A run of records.

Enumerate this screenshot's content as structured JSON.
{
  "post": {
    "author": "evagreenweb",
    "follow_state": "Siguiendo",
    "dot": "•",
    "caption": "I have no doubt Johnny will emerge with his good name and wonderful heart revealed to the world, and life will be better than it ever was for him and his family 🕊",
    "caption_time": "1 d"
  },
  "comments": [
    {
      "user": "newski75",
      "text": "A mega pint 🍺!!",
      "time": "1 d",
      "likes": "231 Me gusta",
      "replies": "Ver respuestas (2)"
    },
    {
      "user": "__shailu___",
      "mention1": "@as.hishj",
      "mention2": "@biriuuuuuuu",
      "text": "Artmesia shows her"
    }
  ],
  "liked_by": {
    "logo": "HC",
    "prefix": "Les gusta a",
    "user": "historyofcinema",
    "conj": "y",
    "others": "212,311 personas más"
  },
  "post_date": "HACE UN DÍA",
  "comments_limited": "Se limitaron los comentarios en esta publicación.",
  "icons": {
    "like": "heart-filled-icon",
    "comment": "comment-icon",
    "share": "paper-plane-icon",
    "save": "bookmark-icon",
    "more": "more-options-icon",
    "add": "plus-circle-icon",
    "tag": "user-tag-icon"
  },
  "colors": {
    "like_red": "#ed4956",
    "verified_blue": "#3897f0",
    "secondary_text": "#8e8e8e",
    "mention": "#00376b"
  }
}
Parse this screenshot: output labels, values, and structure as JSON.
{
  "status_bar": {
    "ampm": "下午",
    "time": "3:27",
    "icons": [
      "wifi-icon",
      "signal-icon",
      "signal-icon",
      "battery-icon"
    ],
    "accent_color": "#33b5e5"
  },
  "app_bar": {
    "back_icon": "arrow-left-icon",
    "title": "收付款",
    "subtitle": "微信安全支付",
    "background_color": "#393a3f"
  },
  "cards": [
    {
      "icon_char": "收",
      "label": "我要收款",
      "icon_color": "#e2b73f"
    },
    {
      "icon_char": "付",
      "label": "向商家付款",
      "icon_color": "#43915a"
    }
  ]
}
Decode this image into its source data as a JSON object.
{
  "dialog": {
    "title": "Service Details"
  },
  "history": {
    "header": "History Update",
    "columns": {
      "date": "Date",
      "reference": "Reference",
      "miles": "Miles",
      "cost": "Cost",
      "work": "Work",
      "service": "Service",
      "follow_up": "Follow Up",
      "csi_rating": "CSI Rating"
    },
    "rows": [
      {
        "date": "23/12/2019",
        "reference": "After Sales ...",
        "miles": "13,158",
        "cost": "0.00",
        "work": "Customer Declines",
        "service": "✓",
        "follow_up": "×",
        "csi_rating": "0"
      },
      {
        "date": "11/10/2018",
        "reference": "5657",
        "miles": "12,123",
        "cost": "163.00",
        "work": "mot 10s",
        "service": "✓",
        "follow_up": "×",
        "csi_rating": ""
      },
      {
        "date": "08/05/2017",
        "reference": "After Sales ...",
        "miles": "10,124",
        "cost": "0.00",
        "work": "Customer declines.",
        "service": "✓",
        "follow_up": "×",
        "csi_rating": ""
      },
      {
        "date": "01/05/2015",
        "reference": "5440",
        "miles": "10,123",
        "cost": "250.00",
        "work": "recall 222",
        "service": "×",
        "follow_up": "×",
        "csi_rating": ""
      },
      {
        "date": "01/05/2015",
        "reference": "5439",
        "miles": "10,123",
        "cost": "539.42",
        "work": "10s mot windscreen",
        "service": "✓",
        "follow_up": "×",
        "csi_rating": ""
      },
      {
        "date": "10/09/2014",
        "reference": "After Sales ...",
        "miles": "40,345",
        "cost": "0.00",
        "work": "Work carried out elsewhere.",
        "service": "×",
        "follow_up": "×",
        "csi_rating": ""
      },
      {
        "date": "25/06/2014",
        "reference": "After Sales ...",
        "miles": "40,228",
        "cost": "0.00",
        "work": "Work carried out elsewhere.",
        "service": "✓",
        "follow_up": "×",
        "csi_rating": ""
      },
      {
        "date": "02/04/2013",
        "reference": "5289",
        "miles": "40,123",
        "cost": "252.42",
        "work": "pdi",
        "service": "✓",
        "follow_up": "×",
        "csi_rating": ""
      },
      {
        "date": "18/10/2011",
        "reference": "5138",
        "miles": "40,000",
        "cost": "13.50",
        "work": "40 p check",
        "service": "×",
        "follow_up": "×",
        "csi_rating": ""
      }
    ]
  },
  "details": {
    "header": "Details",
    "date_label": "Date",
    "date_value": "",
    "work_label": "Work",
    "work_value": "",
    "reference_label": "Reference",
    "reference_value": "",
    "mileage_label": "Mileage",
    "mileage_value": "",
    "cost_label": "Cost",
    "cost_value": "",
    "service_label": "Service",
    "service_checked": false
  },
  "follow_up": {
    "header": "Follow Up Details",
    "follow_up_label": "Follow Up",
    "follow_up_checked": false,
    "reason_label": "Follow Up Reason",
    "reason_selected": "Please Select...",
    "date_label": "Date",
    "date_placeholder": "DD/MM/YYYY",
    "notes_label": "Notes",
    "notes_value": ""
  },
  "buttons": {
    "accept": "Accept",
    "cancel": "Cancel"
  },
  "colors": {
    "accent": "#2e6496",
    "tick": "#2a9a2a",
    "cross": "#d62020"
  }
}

Given instruction. Give an exact repetition of all the material.

Answer to the task.
Enumerate this screenshot's content as structured JSON.
{
  "post": {
    "author": "evagreenweb",
    "follow_state": "Siguiendo",
    "dot": "•",
    "caption": "I have no doubt Johnny will emerge with his good name and wonderful heart revealed to the world, and life will be better than it ever was for him and his family 🕊",
    "caption_time": "1 d"
  },
  "comments": [
    {
      "user": "newski75",
      "text": "A mega pint 🍺!!",
      "time": "1 d",
      "likes": "231 Me gusta",
      "replies": "Ver respuestas (2)"
    },
    {
      "user": "__shailu___",
      "mention1": "@as.hishj",
      "mention2": "@biriuuuuuuu",
      "text": "Artmesia shows her"
    }
  ],
  "liked_by": {
    "logo": "HC",
    "prefix": "Les gusta a",
    "user": "historyofcinema",
    "conj": "y",
    "others": "212,311 personas más"
  },
  "post_date": "HACE UN DÍA",
  "comments_limited": "Se limitaron los comentarios en esta publicación.",
  "icons": {
    "like": "heart-filled-icon",
    "comment": "comment-icon",
    "share": "paper-plane-icon",
    "save": "bookmark-icon",
    "more": "more-options-icon",
    "add": "plus-circle-icon",
    "tag": "user-tag-icon"
  },
  "colors": {
    "like_red": "#ed4956",
    "verified_blue": "#3897f0",
    "secondary_text": "#8e8e8e",
    "mention": "#00376b"
  }
}
Parse this screenshot: output labels, values, and structure as JSON.
{
  "status_bar": {
    "ampm": "下午",
    "time": "3:27",
    "icons": [
      "wifi-icon",
      "signal-icon",
      "signal-icon",
      "battery-icon"
    ],
    "accent_color": "#33b5e5"
  },
  "app_bar": {
    "back_icon": "arrow-left-icon",
    "title": "收付款",
    "subtitle": "微信安全支付",
    "background_color": "#393a3f"
  },
  "cards": [
    {
      "icon_char": "收",
      "label": "我要收款",
      "icon_color": "#e2b73f"
    },
    {
      "icon_char": "付",
      "label": "向商家付款",
      "icon_color": "#43915a"
    }
  ]
}
Decode this image into its source data as a JSON object.
{
  "dialog": {
    "title": "Service Details"
  },
  "history": {
    "header": "History Update",
    "columns": {
      "date": "Date",
      "reference": "Reference",
      "miles": "Miles",
      "cost": "Cost",
      "work": "Work",
      "service": "Service",
      "follow_up": "Follow Up",
      "csi_rating": "CSI Rating"
    },
    "rows": [
      {
        "date": "23/12/2019",
        "reference": "After Sales ...",
        "miles": "13,158",
        "cost": "0.00",
        "work": "Customer Declines",
        "service": "✓",
        "follow_up": "×",
        "csi_rating": "0"
      },
      {
        "date": "11/10/2018",
        "reference": "5657",
        "miles": "12,123",
        "cost": "163.00",
        "work": "mot 10s",
        "service": "✓",
        "follow_up": "×",
        "csi_rating": ""
      },
      {
        "date": "08/05/2017",
        "reference": "After Sales ...",
        "miles": "10,124",
        "cost": "0.00",
        "work": "Customer declines.",
        "service": "✓",
        "follow_up": "×",
        "csi_rating": ""
      },
      {
        "date": "01/05/2015",
        "reference": "5440",
        "miles": "10,123",
        "cost": "250.00",
        "work": "recall 222",
        "service": "×",
        "follow_up": "×",
        "csi_rating": ""
      },
      {
        "date": "01/05/2015",
        "reference": "5439",
        "miles": "10,123",
        "cost": "539.42",
        "work": "10s mot windscreen",
        "service": "✓",
        "follow_up": "×",
        "csi_rating": ""
      },
      {
        "date": "10/09/2014",
        "reference": "After Sales ...",
        "miles": "40,345",
        "cost": "0.00",
        "work": "Work carried out elsewhere.",
        "service": "×",
        "follow_up": "×",
        "csi_rating": ""
      },
      {
        "date": "25/06/2014",
        "reference": "After Sales ...",
        "miles": "40,228",
        "cost": "0.00",
        "work": "Work carried out elsewhere.",
        "service": "✓",
        "follow_up": "×",
        "csi_rating": ""
      },
      {
        "date": "02/04/2013",
        "reference": "5289",
        "miles": "40,123",
        "cost": "252.42",
        "work": "pdi",
        "service": "✓",
        "follow_up": "×",
        "csi_rating": ""
      },
      {
        "date": "18/10/2011",
        "reference": "5138",
        "miles": "40,000",
        "cost": "13.50",
        "work": "40 p check",
        "service": "×",
        "follow_up": "×",
        "csi_rating": ""
      }
    ]
  },
  "details": {
    "header": "Details",
    "date_label": "Date",
    "date_value": "",
    "work_label": "Work",
    "work_value": "",
    "reference_label": "Reference",
    "reference_value": "",
    "mileage_label": "Mileage",
    "mileage_value": "",
    "cost_label": "Cost",
    "cost_value": "",
    "service_label": "Service",
    "service_checked": false
  },
  "follow_up": {
    "header": "Follow Up Details",
    "follow_up_label": "Follow Up",
    "follow_up_checked": false,
    "reason_label": "Follow Up Reason",
    "reason_selected": "Please Select...",
    "date_label": "Date",
    "date_placeholder": "DD/MM/YYYY",
    "notes_label": "Notes",
    "notes_value": ""
  },
  "buttons": {
    "accept": "Accept",
    "cancel": "Cancel"
  },
  "colors": {
    "accent": "#2e6496",
    "tick": "#2a9a2a",
    "cross": "#d62020"
  }
}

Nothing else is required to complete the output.